Figure record listings
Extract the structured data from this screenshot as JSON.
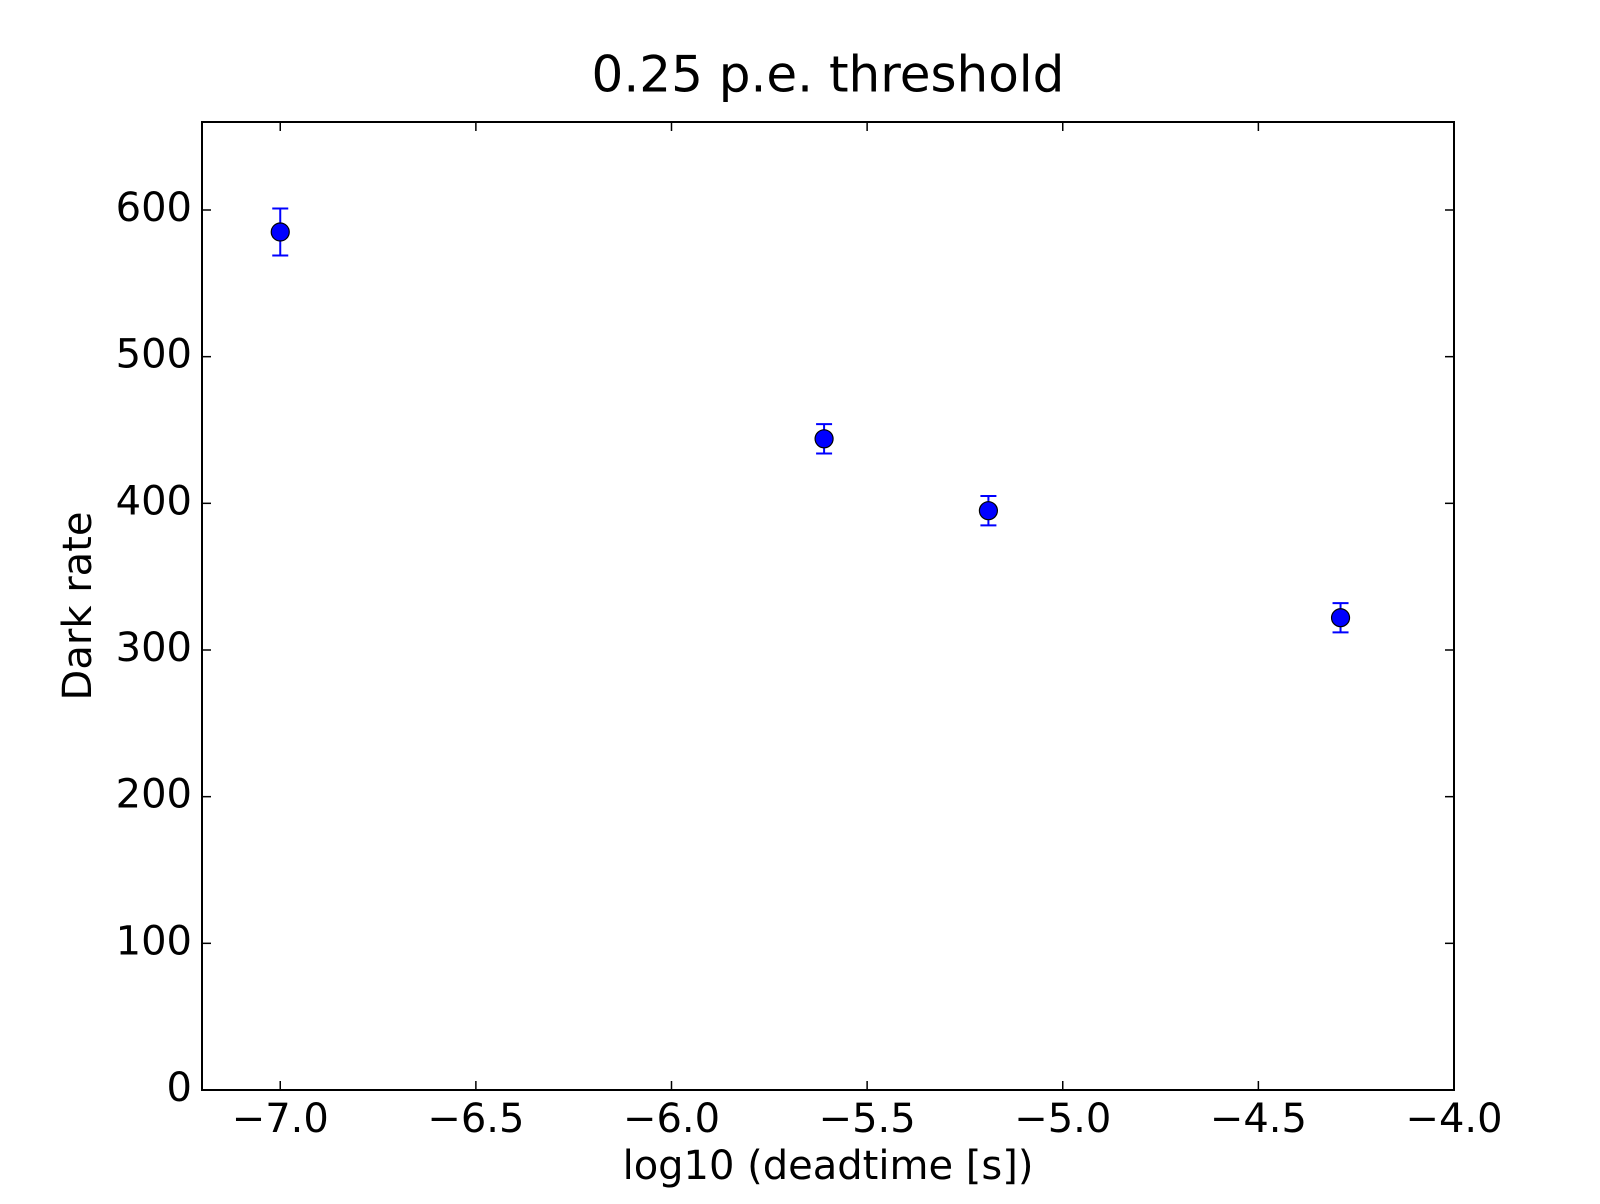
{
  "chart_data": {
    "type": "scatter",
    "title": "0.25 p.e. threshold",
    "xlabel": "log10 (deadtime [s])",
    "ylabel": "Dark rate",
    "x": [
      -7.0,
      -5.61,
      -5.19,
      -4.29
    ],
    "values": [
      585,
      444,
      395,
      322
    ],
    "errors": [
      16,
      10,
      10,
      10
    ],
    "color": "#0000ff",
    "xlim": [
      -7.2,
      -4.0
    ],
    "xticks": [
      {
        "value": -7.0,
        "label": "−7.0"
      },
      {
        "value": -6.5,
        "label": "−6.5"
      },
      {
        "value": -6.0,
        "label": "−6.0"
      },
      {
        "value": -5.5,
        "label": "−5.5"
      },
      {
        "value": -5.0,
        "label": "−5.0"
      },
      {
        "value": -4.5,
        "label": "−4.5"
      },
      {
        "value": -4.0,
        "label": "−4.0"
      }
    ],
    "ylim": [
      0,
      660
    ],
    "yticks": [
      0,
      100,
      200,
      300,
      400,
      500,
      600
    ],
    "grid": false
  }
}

Exercise prompt:
Transcribe all the records above word for word, without their images.

Written response:
Extract the structured data from this screenshot as JSON.
{
  "chart_data": {
    "type": "scatter",
    "title": "0.25 p.e. threshold",
    "xlabel": "log10 (deadtime [s])",
    "ylabel": "Dark rate",
    "x": [
      -7.0,
      -5.61,
      -5.19,
      -4.29
    ],
    "values": [
      585,
      444,
      395,
      322
    ],
    "errors": [
      16,
      10,
      10,
      10
    ],
    "color": "#0000ff",
    "xlim": [
      -7.2,
      -4.0
    ],
    "xticks": [
      {
        "value": -7.0,
        "label": "−7.0"
      },
      {
        "value": -6.5,
        "label": "−6.5"
      },
      {
        "value": -6.0,
        "label": "−6.0"
      },
      {
        "value": -5.5,
        "label": "−5.5"
      },
      {
        "value": -5.0,
        "label": "−5.0"
      },
      {
        "value": -4.5,
        "label": "−4.5"
      },
      {
        "value": -4.0,
        "label": "−4.0"
      }
    ],
    "ylim": [
      0,
      660
    ],
    "yticks": [
      0,
      100,
      200,
      300,
      400,
      500,
      600
    ],
    "grid": false
  }
}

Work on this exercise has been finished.